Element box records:
===

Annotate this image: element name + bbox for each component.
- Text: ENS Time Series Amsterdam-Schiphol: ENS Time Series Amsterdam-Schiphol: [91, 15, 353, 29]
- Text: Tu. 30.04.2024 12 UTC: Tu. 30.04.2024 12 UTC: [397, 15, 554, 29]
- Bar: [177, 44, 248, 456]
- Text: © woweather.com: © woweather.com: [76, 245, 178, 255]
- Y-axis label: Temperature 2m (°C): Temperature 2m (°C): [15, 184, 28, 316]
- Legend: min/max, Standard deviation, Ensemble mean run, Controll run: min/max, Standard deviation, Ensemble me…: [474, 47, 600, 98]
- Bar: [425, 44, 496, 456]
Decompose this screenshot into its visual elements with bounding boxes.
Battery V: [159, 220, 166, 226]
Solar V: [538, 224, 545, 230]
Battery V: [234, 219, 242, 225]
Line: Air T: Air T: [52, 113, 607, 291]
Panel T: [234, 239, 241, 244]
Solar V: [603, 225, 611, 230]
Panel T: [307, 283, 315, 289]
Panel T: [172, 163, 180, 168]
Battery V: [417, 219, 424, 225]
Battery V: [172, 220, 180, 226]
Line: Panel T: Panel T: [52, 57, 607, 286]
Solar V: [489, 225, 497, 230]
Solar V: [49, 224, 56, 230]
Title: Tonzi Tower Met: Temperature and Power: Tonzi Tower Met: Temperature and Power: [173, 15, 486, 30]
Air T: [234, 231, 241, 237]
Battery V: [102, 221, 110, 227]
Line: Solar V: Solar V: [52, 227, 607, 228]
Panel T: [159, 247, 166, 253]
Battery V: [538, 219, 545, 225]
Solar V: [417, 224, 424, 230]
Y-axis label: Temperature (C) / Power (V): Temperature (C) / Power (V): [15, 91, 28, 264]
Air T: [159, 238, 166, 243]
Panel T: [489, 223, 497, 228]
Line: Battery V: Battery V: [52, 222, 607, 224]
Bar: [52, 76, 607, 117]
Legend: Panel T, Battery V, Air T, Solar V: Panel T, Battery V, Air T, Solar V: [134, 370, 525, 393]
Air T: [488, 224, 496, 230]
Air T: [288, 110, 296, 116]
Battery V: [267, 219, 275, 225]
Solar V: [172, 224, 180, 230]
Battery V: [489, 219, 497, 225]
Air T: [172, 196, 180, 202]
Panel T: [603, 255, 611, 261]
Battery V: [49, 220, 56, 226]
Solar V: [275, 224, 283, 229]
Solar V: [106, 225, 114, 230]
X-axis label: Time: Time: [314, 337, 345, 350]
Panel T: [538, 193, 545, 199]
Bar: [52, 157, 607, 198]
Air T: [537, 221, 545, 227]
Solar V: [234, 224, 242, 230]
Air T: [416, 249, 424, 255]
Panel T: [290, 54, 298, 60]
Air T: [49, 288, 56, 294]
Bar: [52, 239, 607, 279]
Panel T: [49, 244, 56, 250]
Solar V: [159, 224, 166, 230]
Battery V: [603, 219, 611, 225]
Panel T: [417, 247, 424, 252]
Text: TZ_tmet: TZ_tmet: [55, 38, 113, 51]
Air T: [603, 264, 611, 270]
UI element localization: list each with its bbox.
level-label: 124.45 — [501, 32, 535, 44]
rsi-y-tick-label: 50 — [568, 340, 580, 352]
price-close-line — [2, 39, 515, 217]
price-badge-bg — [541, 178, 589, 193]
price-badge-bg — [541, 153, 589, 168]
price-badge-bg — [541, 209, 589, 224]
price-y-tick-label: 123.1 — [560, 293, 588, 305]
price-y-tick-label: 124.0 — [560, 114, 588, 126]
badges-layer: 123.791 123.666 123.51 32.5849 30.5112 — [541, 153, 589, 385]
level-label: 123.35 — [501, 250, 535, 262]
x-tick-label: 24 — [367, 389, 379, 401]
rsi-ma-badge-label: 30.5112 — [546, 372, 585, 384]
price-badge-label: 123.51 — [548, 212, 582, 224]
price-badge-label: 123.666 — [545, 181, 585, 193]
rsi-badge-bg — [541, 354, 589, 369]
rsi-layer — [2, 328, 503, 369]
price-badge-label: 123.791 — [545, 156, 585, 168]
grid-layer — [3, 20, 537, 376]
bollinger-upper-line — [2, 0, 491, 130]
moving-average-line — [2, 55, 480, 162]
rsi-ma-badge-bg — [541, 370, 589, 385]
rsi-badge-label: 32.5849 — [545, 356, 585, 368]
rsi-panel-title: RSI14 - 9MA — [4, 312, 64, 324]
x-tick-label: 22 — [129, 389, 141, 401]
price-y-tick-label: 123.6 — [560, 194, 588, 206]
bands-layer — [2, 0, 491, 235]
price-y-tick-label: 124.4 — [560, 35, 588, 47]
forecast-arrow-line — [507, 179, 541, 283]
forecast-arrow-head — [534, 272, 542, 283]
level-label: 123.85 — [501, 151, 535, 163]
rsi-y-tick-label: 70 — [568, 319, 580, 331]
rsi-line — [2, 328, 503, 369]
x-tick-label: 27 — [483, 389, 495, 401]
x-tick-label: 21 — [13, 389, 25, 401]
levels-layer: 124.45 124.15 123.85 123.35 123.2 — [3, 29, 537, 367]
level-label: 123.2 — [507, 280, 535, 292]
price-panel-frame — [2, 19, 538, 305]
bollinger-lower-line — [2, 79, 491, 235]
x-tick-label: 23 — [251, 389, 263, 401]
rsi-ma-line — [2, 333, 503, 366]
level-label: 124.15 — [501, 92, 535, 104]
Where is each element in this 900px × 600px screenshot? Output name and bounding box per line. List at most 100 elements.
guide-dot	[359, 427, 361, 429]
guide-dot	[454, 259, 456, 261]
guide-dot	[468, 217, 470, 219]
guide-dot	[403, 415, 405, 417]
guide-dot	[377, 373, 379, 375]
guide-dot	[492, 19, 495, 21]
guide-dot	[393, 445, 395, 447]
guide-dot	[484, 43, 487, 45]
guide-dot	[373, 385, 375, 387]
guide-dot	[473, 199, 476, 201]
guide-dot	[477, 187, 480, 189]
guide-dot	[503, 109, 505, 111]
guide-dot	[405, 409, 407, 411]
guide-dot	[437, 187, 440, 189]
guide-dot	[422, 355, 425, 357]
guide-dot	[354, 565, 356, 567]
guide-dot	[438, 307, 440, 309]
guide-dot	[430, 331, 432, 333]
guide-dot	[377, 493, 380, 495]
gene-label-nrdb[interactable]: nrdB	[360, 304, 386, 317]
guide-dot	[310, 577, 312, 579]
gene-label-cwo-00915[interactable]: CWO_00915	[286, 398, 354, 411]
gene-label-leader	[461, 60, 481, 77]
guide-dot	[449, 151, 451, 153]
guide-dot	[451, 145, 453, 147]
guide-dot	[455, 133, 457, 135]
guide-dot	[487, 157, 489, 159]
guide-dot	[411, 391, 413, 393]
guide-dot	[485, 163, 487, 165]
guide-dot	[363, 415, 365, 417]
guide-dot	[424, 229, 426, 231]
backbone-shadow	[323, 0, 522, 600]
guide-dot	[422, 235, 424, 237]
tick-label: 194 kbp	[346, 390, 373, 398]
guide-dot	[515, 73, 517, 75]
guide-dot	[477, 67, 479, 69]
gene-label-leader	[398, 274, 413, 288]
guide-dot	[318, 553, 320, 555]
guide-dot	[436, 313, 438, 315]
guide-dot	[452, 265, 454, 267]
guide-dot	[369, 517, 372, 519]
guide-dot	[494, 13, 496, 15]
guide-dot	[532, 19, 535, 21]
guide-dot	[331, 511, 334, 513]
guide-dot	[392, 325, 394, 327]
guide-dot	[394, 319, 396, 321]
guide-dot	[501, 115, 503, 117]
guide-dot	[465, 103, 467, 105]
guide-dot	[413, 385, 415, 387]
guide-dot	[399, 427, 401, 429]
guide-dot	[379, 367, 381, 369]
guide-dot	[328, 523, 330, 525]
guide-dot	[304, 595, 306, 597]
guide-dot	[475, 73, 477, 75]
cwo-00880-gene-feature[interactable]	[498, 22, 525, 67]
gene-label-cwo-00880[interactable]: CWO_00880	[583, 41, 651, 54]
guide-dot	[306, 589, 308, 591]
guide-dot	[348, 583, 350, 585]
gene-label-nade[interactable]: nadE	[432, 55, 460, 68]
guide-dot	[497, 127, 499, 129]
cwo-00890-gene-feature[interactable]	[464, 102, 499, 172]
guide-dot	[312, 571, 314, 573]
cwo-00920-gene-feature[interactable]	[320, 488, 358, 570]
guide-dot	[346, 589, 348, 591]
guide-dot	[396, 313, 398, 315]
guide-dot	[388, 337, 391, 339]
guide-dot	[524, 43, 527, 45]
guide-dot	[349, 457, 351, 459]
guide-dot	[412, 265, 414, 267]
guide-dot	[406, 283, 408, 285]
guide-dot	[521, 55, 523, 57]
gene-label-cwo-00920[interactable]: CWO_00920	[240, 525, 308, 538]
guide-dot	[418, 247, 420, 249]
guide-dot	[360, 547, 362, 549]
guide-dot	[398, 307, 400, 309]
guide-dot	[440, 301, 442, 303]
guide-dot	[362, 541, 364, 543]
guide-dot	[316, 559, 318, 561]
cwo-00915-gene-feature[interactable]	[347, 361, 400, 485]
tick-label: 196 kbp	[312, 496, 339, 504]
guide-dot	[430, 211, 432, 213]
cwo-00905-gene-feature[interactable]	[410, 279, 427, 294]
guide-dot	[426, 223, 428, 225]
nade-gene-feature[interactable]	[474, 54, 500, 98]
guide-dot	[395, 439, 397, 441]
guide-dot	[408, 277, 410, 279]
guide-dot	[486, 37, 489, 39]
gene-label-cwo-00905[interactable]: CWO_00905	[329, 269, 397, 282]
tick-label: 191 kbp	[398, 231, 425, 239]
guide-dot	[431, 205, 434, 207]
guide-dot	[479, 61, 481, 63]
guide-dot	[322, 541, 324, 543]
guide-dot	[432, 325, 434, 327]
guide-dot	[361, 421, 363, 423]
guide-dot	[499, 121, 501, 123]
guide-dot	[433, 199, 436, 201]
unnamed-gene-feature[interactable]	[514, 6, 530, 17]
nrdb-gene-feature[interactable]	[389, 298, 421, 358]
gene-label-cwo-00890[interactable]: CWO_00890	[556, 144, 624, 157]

===

WHAT IS EXPECTED: Rename "Bar" to "Column" in the listing lines running from the start of the listing through the line containing "- Text: © woweather.com: ©". Return those lines with nothing else changed.

WRITTEN SOLUTION:
Annotate this image: element name + bbox for each component.
- Text: ENS Time Series Amsterdam-Schiphol: ENS Time Series Amsterdam-Schiphol: [91, 15, 353, 29]
- Text: Tu. 30.04.2024 12 UTC: Tu. 30.04.2024 12 UTC: [397, 15, 554, 29]
- Column: [177, 44, 248, 456]
- Text: © woweather.com: © woweather.com: [76, 245, 178, 255]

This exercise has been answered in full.